→ What needs to be done: Render every line of the records as a JSON list of strings, one string per line, leaving out blank lines and the pictures.

BEGIN Rows

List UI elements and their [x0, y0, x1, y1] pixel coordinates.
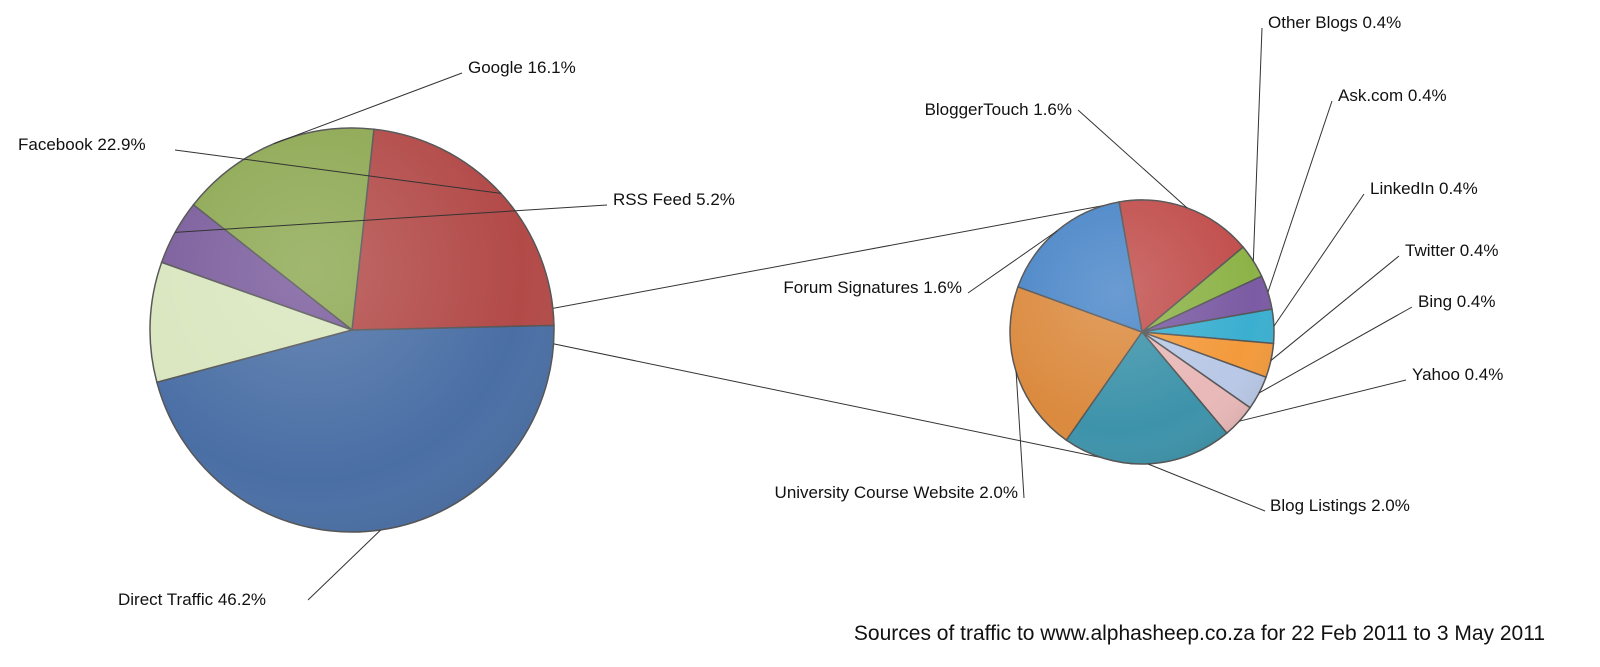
secondary-pie-slice-label: LinkedIn 0.4% — [1370, 179, 1478, 198]
secondary-pie-leader-line — [1270, 255, 1400, 361]
secondary-pie-slice-label: Ask.com 0.4% — [1338, 86, 1447, 105]
secondary-pie-slice-label: Yahoo 0.4% — [1412, 365, 1503, 384]
chart-caption: Sources of traffic to www.alphasheep.co.… — [854, 622, 1545, 645]
secondary-pie-shading — [1010, 200, 1274, 464]
leader-lines — [174, 27, 1413, 601]
secondary-pie-leader-line — [1077, 109, 1188, 209]
secondary-pie-leader-line — [1239, 379, 1407, 422]
secondary-pie-slice-label: Forum Signatures 1.6% — [783, 278, 962, 297]
main-pie-leader-line — [174, 149, 501, 194]
secondary-pie-slice-label: Twitter 0.4% — [1405, 241, 1499, 260]
main-pie-slice-label: Google 16.1% — [468, 58, 576, 77]
secondary-pie-leader-line — [1015, 371, 1025, 499]
secondary-pie-leader-line — [967, 230, 1058, 294]
secondary-pie-leader-line — [1252, 27, 1263, 262]
secondary-pie — [1009, 199, 1275, 465]
slice-labels: Direct Traffic 46.2% Facebook 22.9% Google… — [18, 13, 1503, 609]
main-pie-slice-label: RSS Feed 5.2% — [613, 190, 735, 209]
main-pie — [149, 127, 555, 533]
main-pie-leader-line — [273, 72, 463, 145]
main-pie-slice-label: Facebook 22.9% — [18, 135, 146, 154]
main-pie-leader-line — [307, 529, 382, 601]
secondary-pie-slice-label: University Course Website 2.0% — [775, 483, 1018, 502]
main-pie-shading — [150, 128, 554, 532]
secondary-pie-slice-label: BloggerTouch 1.6% — [925, 100, 1072, 119]
secondary-pie-leader-line — [1147, 463, 1266, 512]
secondary-pie-leader-line — [1273, 193, 1365, 327]
secondary-pie-slice-label: Blog Listings 2.0% — [1270, 496, 1410, 515]
main-pie-slice-label: Direct Traffic 46.2% — [118, 590, 266, 609]
secondary-pie-slice-label: Other Blogs 0.4% — [1268, 13, 1401, 32]
secondary-pie-leader-line — [1267, 100, 1333, 293]
secondary-pie-leader-line — [1258, 306, 1413, 394]
secondary-pie-slice-label: Bing 0.4% — [1418, 292, 1496, 311]
main-pie-leader-line — [175, 204, 608, 233]
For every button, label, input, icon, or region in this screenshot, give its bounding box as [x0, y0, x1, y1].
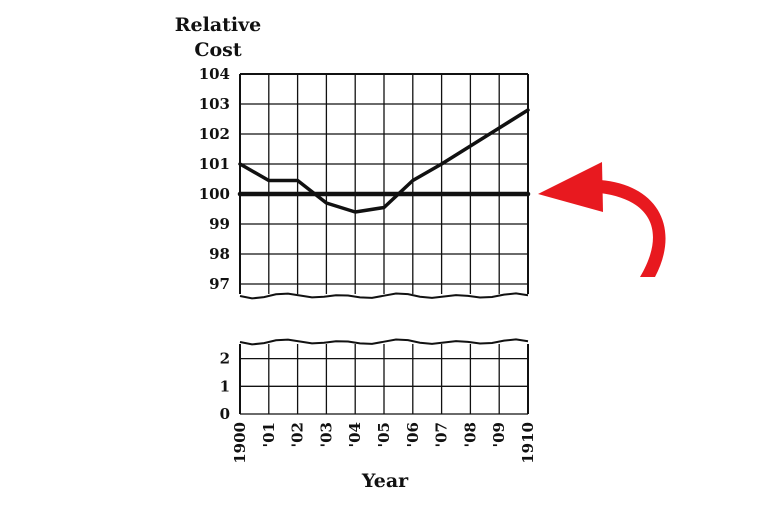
x-tick-label: 1900 — [231, 422, 249, 464]
y-tick-label: 98 — [209, 245, 230, 263]
y-tick-label: 0 — [220, 405, 230, 423]
axis-break-edges — [238, 292, 530, 346]
x-tick-label: '07 — [433, 422, 451, 447]
x-tick-label: '08 — [461, 422, 479, 447]
y-axis-title-line-2: Cost — [194, 39, 241, 61]
x-tick-label: '04 — [346, 422, 364, 447]
x-tick-label: 1910 — [519, 422, 537, 464]
break-edge-bottom — [239, 338, 529, 346]
x-axis-title: Year — [361, 470, 409, 492]
data-series — [237, 108, 531, 214]
x-tick-label: '05 — [375, 422, 393, 447]
relative-cost-line — [238, 108, 530, 214]
lower-panel-grid — [239, 342, 529, 415]
x-tick-label: '09 — [490, 422, 508, 447]
y-axis-title: Relative Cost — [175, 14, 262, 61]
arrow-head — [538, 162, 603, 212]
y-tick-label: 100 — [199, 185, 230, 203]
y-tick-label: 102 — [199, 125, 230, 143]
y-tick-label: 99 — [209, 215, 230, 233]
y-tick-label: 1 — [220, 377, 230, 395]
y-tick-label: 97 — [209, 275, 230, 293]
x-tick-label: '01 — [260, 422, 278, 447]
x-tick-label: '02 — [289, 422, 307, 447]
y-tick-label: 104 — [199, 65, 230, 83]
y-axis-title-line-1: Relative — [175, 14, 262, 36]
y-tick-label: 101 — [199, 155, 230, 173]
x-tick-label: '03 — [317, 422, 335, 447]
y-tick-label: 103 — [199, 95, 230, 113]
y-tick-labels: 104 103 102 101 100 99 98 97 2 1 0 — [199, 65, 230, 423]
arrow-shaft — [600, 180, 666, 277]
y-tick-label: 2 — [220, 350, 230, 368]
x-tick-label: '06 — [404, 422, 422, 447]
upper-panel-grid — [239, 73, 529, 296]
red-arrow-annotation — [538, 162, 666, 277]
break-edge-top — [239, 292, 529, 300]
x-tick-labels: 1900 '01 '02 '03 '04 '05 '06 '07 '08 '09 1910 — [231, 422, 537, 464]
break-mask-top — [238, 294, 530, 300]
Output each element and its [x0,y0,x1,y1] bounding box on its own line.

END Rows

→ Output below:
[
  "List UI elements and their [x0, y0, x1, y1] pixel coordinates.",
  "secondary-pie-slice-label: LinkedIn 0.4% — [1370, 179, 1478, 198]",
  "secondary-pie-leader-line — [1270, 255, 1400, 361]",
  "secondary-pie-slice-label: Ask.com 0.4% — [1338, 86, 1447, 105]",
  "secondary-pie-slice-label: Yahoo 0.4% — [1412, 365, 1503, 384]",
  "chart-caption: Sources of traffic to www.alphasheep.co.… — [854, 622, 1545, 645]",
  "secondary-pie-shading — [1010, 200, 1274, 464]",
  "leader-lines — [174, 27, 1413, 601]",
  "secondary-pie-leader-line — [1077, 109, 1188, 209]",
  "secondary-pie-leader-line — [1239, 379, 1407, 422]",
  "secondary-pie-slice-label: Forum Signatures 1.6% — [783, 278, 962, 297]",
  "main-pie-leader-line — [174, 149, 501, 194]",
  "secondary-pie-slice-label: Twitter 0.4% — [1405, 241, 1499, 260]",
  "main-pie-slice-label: Google 16.1% — [468, 58, 576, 77]",
  "secondary-pie-leader-line — [1015, 371, 1025, 499]",
  "secondary-pie-leader-line — [967, 230, 1058, 294]",
  "secondary-pie-leader-line — [1252, 27, 1263, 262]",
  "secondary-pie — [1009, 199, 1275, 465]",
  "slice-labels: Direct Traffic 46.2% Facebook 22.9% Google… — [18, 13, 1503, 609]",
  "main-pie-slice-label: RSS Feed 5.2% — [613, 190, 735, 209]",
  "main-pie — [149, 127, 555, 533]",
  "main-pie-leader-line — [273, 72, 463, 145]",
  "main-pie-slice-label: Facebook 22.9% — [18, 135, 146, 154]",
  "main-pie-leader-line — [307, 529, 382, 601]",
  "secondary-pie-slice-label: University Course Website 2.0% — [775, 483, 1018, 502]",
  "main-pie-shading — [150, 128, 554, 532]",
  "secondary-pie-slice-label: BloggerTouch 1.6% — [925, 100, 1072, 119]",
  "secondary-pie-leader-line — [1147, 463, 1266, 512]",
  "secondary-pie-leader-line — [1273, 193, 1365, 327]",
  "secondary-pie-slice-label: Blog Listings 2.0% — [1270, 496, 1410, 515]",
  "main-pie-slice-label: Direct Traffic 46.2% — [118, 590, 266, 609]",
  "secondary-pie-slice-label: Other Blogs 0.4% — [1268, 13, 1401, 32]",
  "secondary-pie-leader-line — [1267, 100, 1333, 293]",
  "secondary-pie-leader-line — [1258, 306, 1413, 394]",
  "secondary-pie-slice-label: Bing 0.4% — [1418, 292, 1496, 311]",
  "main-pie-leader-line — [175, 204, 608, 233]",
  "For every button, label, input, icon, or region in this screenshot, give its bounding box as [x0, y0, x1, y1].",
  "x-tick-label: 1900 — [231, 422, 249, 464]",
  "y-tick-label: 98 — [209, 245, 230, 263]",
  "y-tick-label: 0 — [220, 405, 230, 423]",
  "axis-break-edges — [238, 292, 530, 346]",
  "x-tick-label: '07 — [433, 422, 451, 447]",
  "x-tick-label: '08 — [461, 422, 479, 447]",
  "y-axis-title-line-2: Cost — [194, 39, 241, 61]",
  "x-tick-label: '04 — [346, 422, 364, 447]",
  "x-tick-label: 1910 — [519, 422, 537, 464]",
  "break-edge-bottom — [239, 338, 529, 346]",
  "x-axis-title: Year — [361, 470, 409, 492]",
  "data-series — [237, 108, 531, 214]",
  "x-tick-label: '05 — [375, 422, 393, 447]",
  "relative-cost-line — [238, 108, 530, 214]",
  "lower-panel-grid — [239, 342, 529, 415]",
  "x-tick-label: '09 — [490, 422, 508, 447]",
  "y-axis-title: Relative Cost — [175, 14, 262, 61]",
  "arrow-head — [538, 162, 603, 212]",
  "y-tick-label: 100 — [199, 185, 230, 203]",
  "y-tick-label: 102 — [199, 125, 230, 143]",
  "y-tick-label: 99 — [209, 215, 230, 233]",
  "y-tick-label: 1 — [220, 377, 230, 395]",
  "y-tick-label: 97 — [209, 275, 230, 293]",
  "x-tick-label: '01 — [260, 422, 278, 447]",
  "x-tick-label: '02 — [289, 422, 307, 447]",
  "y-tick-label: 104 — [199, 65, 230, 83]",
  "y-axis-title-line-1: Relative — [175, 14, 262, 36]",
  "y-tick-label: 101 — [199, 155, 230, 173]",
  "x-tick-label: '03 — [317, 422, 335, 447]",
  "y-tick-label: 103 — [199, 95, 230, 113]",
  "y-tick-labels: 104 103 102 101 100 99 98 97 2 1 0 — [199, 65, 230, 423]",
  "arrow-shaft — [600, 180, 666, 277]",
  "y-tick-label: 2 — [220, 350, 230, 368]",
  "x-tick-label: '06 — [404, 422, 422, 447]",
  "upper-panel-grid — [239, 73, 529, 296]",
  "red-arrow-annotation — [538, 162, 666, 277]",
  "break-edge-top — [239, 292, 529, 300]",
  "x-tick-labels: 1900 '01 '02 '03 '04 '05 '06 '07 '08 '09 1910 — [231, 422, 537, 464]",
  "break-mask-top — [238, 294, 530, 300]",
  "Output each element and its [x0,y0,x1,y1] bounding box on its own line."
]